Objective:
Reproduce the lines of the data word for word, starting at the line that contains "wasting-line-2: 5 suffer" and ending with the line that contains "anemia-line-3: anemia. [668, 870, 728, 887]", both included.

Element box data

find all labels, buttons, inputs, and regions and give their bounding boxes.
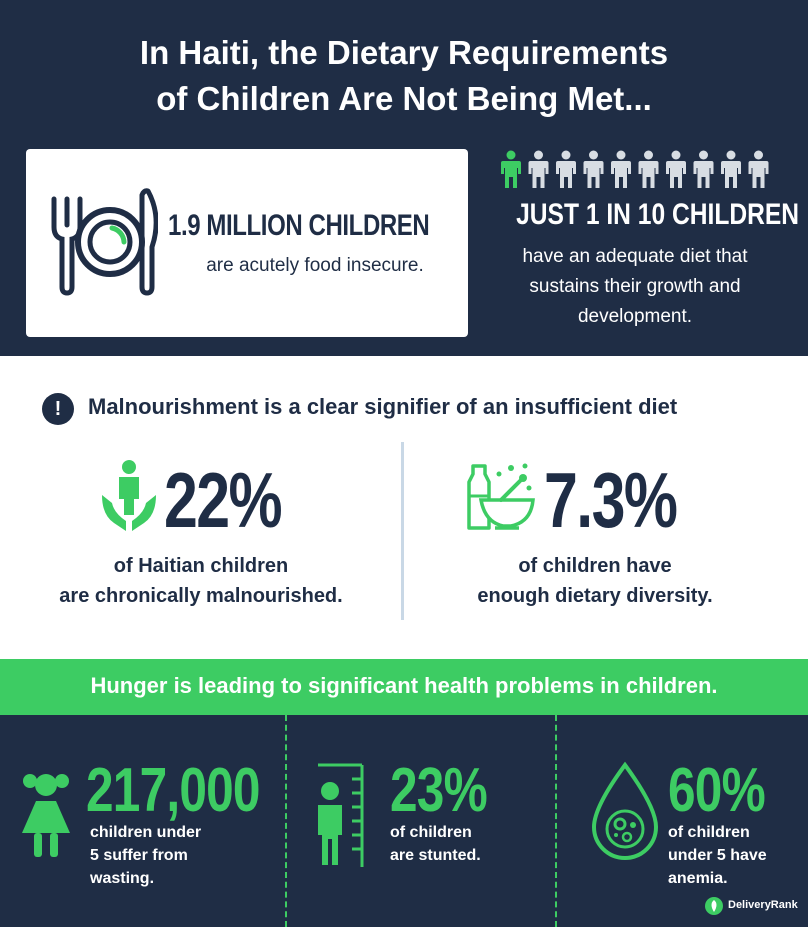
wasting-line-2: 5 suffer from [90, 847, 188, 864]
bowl-and-bottle-icon [467, 463, 535, 530]
page-title: In Haiti, the Dietary Requirements of Ch… [0, 30, 808, 122]
person-icon [666, 150, 686, 188]
person-icon [611, 150, 631, 188]
person-icon [528, 150, 549, 188]
anemia-line-3: anemia. [668, 870, 728, 887]
child-in-hands-icon [102, 460, 156, 531]
food-insecure-card: 1.9 MILLION CHILDREN are acutely food in… [26, 149, 468, 337]
header-section: In Haiti, the Dietary Requirements of Ch… [0, 0, 808, 356]
person-icon-highlighted [501, 150, 521, 188]
malnourished-line-2: are chronically malnourished. [59, 585, 343, 607]
people-ratio-graphic [501, 150, 769, 188]
person-icon [693, 150, 714, 188]
wasting-count: 217,000 [86, 756, 261, 825]
stunted-description: of children are stunted. [390, 821, 550, 867]
title-line-2: of Children Are Not Being Met... [156, 80, 652, 117]
adequate-diet-description: have an adequate diet that sustains thei… [490, 242, 780, 332]
malnourishment-heading: ! Malnourishment is a clear signifier of… [42, 393, 782, 425]
person-icon [583, 150, 604, 188]
adequate-diet-line-1: have an adequate diet that [522, 246, 748, 267]
dietary-diversity-line-2: enough dietary diversity. [477, 585, 713, 607]
girl-icon [22, 774, 70, 857]
malnourishment-heading-text: Malnourishment is a clear signifier of a… [88, 394, 678, 419]
wasting-description: children under 5 suffer from wasting. [90, 821, 280, 890]
blood-drop-icon [591, 761, 659, 860]
person-icon [638, 150, 659, 188]
anemia-description: of children under 5 have anemia. [668, 821, 798, 890]
person-icon [721, 150, 741, 188]
delivery-rank-logo-icon [705, 897, 723, 915]
stunted-line-1: of children [390, 824, 472, 841]
wasting-line-3: wasting. [90, 870, 155, 887]
food-insecure-subtext: are acutely food insecure. [206, 255, 424, 276]
stunted-percentage: 23% [390, 756, 488, 825]
child-height-chart-icon [318, 763, 364, 867]
hunger-banner: Hunger is leading to significant health … [0, 659, 808, 715]
stunted-line-2: are stunted. [390, 847, 481, 864]
health-problems-section: 217,000 children under 5 suffer from was… [0, 715, 808, 927]
dietary-diversity-line-1: of children have [518, 555, 672, 577]
plate-fork-knife-icon [51, 188, 158, 296]
dietary-diversity-description: of children have enough dietary diversit… [420, 551, 770, 611]
title-line-1: In Haiti, the Dietary Requirements [139, 34, 669, 71]
exclamation-icon: ! [42, 393, 74, 425]
adequate-diet-headline: JUST 1 IN 10 CHILDREN [516, 198, 800, 231]
malnourished-line-1: of Haitian children [113, 555, 289, 577]
malnourished-description: of Haitian children are chronically maln… [20, 551, 382, 611]
adequate-diet-line-3: development. [577, 306, 693, 327]
wasting-line-1: children under [90, 824, 202, 841]
hunger-heading: Hunger is leading to significant health … [90, 673, 718, 698]
dashed-divider-1 [285, 715, 287, 927]
anemia-line-2: under 5 have [668, 847, 767, 864]
anemia-percentage: 60% [668, 756, 766, 825]
dietary-diversity-percentage: 7.3% [544, 456, 678, 544]
anemia-line-1: of children [668, 824, 750, 841]
food-insecure-headline: 1.9 MILLION CHILDREN [168, 209, 430, 242]
adequate-diet-line-2: sustains their growth and [529, 276, 741, 297]
person-icon [556, 150, 576, 188]
section-divider [401, 442, 404, 620]
person-icon [748, 150, 769, 188]
malnourished-percentage: 22% [164, 456, 283, 544]
dashed-divider-2 [555, 715, 557, 927]
brand-name: DeliveryRank [728, 899, 798, 911]
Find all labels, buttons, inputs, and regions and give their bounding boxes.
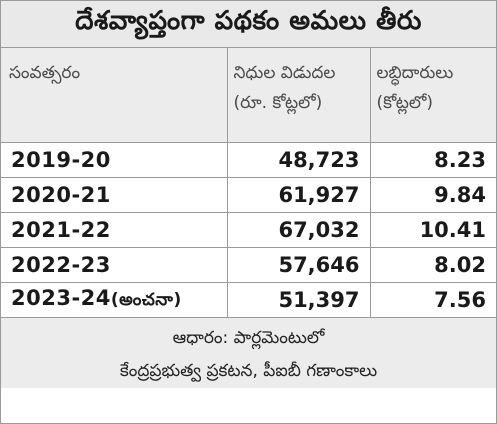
- header-year-label: సంవత్సరం: [9, 63, 81, 83]
- cell-beneficiaries: 7.56: [369, 282, 496, 318]
- cell-beneficiaries: 8.02: [369, 247, 496, 283]
- source-footer: ఆధారం: పార్లమెంటులో కేంద్రప్రభుత్వ ప్రకట…: [1, 318, 496, 388]
- cell-year: 2021-22: [1, 212, 227, 248]
- header-funds: నిధుల విడుదల (రూ. కోట్లలో): [226, 48, 370, 143]
- scheme-table: సంవత్సరం నిధుల విడుదల (రూ. కోట్లలో) లబ్ధ…: [1, 48, 496, 318]
- source-line-1: ఆధారం: పార్లమెంటులో: [172, 328, 325, 348]
- cell-beneficiaries: 8.23: [369, 142, 496, 178]
- table-row: 2019-20 48,723 8.23: [1, 142, 496, 178]
- header-beneficiaries: లబ్ధిదారులు (కోట్లలో): [369, 48, 496, 143]
- header-funds-unit: (రూ. కోట్లలో): [233, 93, 323, 113]
- cell-funds: 57,646: [226, 247, 370, 283]
- header-beneficiaries-unit: (కోట్లలో): [376, 93, 433, 113]
- cell-funds: 61,927: [226, 177, 370, 213]
- table-row: 2020-21 61,927 9.84: [1, 177, 496, 213]
- year-text: 2022-23: [11, 253, 111, 277]
- cell-funds: 51,397: [226, 282, 370, 318]
- cell-beneficiaries: 10.41: [369, 212, 496, 248]
- cell-year: 2019-20: [1, 142, 227, 178]
- cell-beneficiaries: 9.84: [369, 177, 496, 213]
- cell-funds: 48,723: [226, 142, 370, 178]
- cell-year: 2023-24(అంచనా): [1, 282, 227, 318]
- year-text: 2021-22: [11, 218, 111, 242]
- table-body: 2019-20 48,723 8.23 2020-21 61,927 9.84 …: [1, 142, 496, 318]
- table-row: 2022-23 57,646 8.02: [1, 247, 496, 283]
- table-row: 2023-24(అంచనా) 51,397 7.56: [1, 282, 496, 318]
- header-row: సంవత్సరం నిధుల విడుదల (రూ. కోట్లలో) లబ్ధ…: [1, 48, 496, 143]
- header-funds-label: నిధుల విడుదల: [233, 63, 336, 83]
- year-text: 2023-24: [11, 286, 111, 310]
- table-title: దేశవ్యాప్తంగా పథకం అమలు తీరు: [1, 1, 496, 48]
- cell-year: 2022-23: [1, 247, 227, 283]
- source-line-2: కేంద్రప్రభుత్వ ప్రకటన, పీఐబీ గణాంకాలు: [119, 361, 378, 381]
- cell-funds: 67,032: [226, 212, 370, 248]
- table-header: సంవత్సరం నిధుల విడుదల (రూ. కోట్లలో) లబ్ధ…: [1, 48, 496, 143]
- header-year: సంవత్సరం: [1, 48, 227, 143]
- cell-year: 2020-21: [1, 177, 227, 213]
- table-row: 2021-22 67,032 10.41: [1, 212, 496, 248]
- year-text: 2020-21: [11, 183, 111, 207]
- header-beneficiaries-label: లబ్ధిదారులు: [376, 63, 454, 83]
- year-text: 2019-20: [11, 148, 111, 172]
- estimate-note: (అంచనా): [110, 290, 182, 310]
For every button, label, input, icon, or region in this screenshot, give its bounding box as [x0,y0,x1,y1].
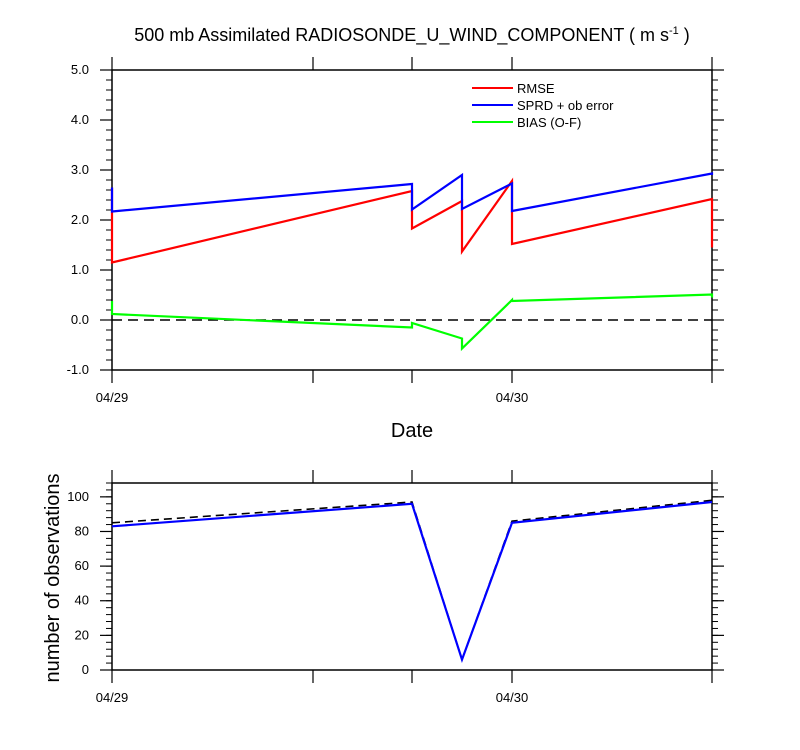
y-tick-label: 3.0 [71,162,89,177]
chart-title-main: 500 mb Assimilated RADIOSONDE_U_WIND_COM… [134,25,669,46]
series-line-sprd-ob-error [110,172,714,213]
y-tick-label: 80 [75,523,89,538]
y-tick-label: 100 [67,489,89,504]
y-tick-label: 4.0 [71,112,89,127]
chart-title-tail: ) [679,25,690,45]
bottom-y-axis-label: number of observations [42,473,64,682]
series-line-dashed [111,499,713,663]
chart-title: 500 mb Assimilated RADIOSONDE_U_WIND_COM… [134,25,690,46]
y-tick-label: 20 [75,627,89,642]
legend-label: RMSE [517,81,555,96]
top-x-axis-label: Date [391,420,433,442]
x-tick-label: 04/30 [496,690,529,705]
bottom-panel: 100 80 60 40 20 0 04/29 04/30 [67,470,724,705]
top-panel: 5.0 4.0 3.0 2.0 1.0 0.0 -1.0 04/29 04/30 RMSE SPRD… [67,57,724,405]
series-line-solid [111,500,713,663]
y-tick-label: -1.0 [67,362,89,377]
series-line-bias-o-f [110,293,714,352]
y-tick-label: 5.0 [71,62,89,77]
y-tick-label: 2.0 [71,212,89,227]
y-tick-label: 40 [75,593,89,608]
chart-title-superscript: -1 [669,25,679,37]
y-tick-label: 1.0 [71,262,89,277]
x-tick-label: 04/30 [496,390,529,405]
y-tick-label: 0.0 [71,312,89,327]
y-tick-label: 60 [75,558,89,573]
legend-label: BIAS (O-F) [517,115,581,130]
y-tick-label: 0 [82,662,89,677]
legend-label: SPRD + ob error [517,98,614,113]
series-line-rmse [110,177,714,264]
x-tick-label: 04/29 [96,390,129,405]
x-tick-label: 04/29 [96,690,129,705]
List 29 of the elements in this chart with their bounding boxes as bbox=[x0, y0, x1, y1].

Response:
wasting-line-2: 5 suffer from [90, 847, 188, 864]
bowl-and-bottle-icon [467, 463, 535, 530]
page-title: In Haiti, the Dietary Requirements of Ch… [0, 30, 808, 122]
person-icon [666, 150, 686, 188]
person-icon [611, 150, 631, 188]
person-icon [528, 150, 549, 188]
anemia-line-3: anemia. [668, 870, 728, 887]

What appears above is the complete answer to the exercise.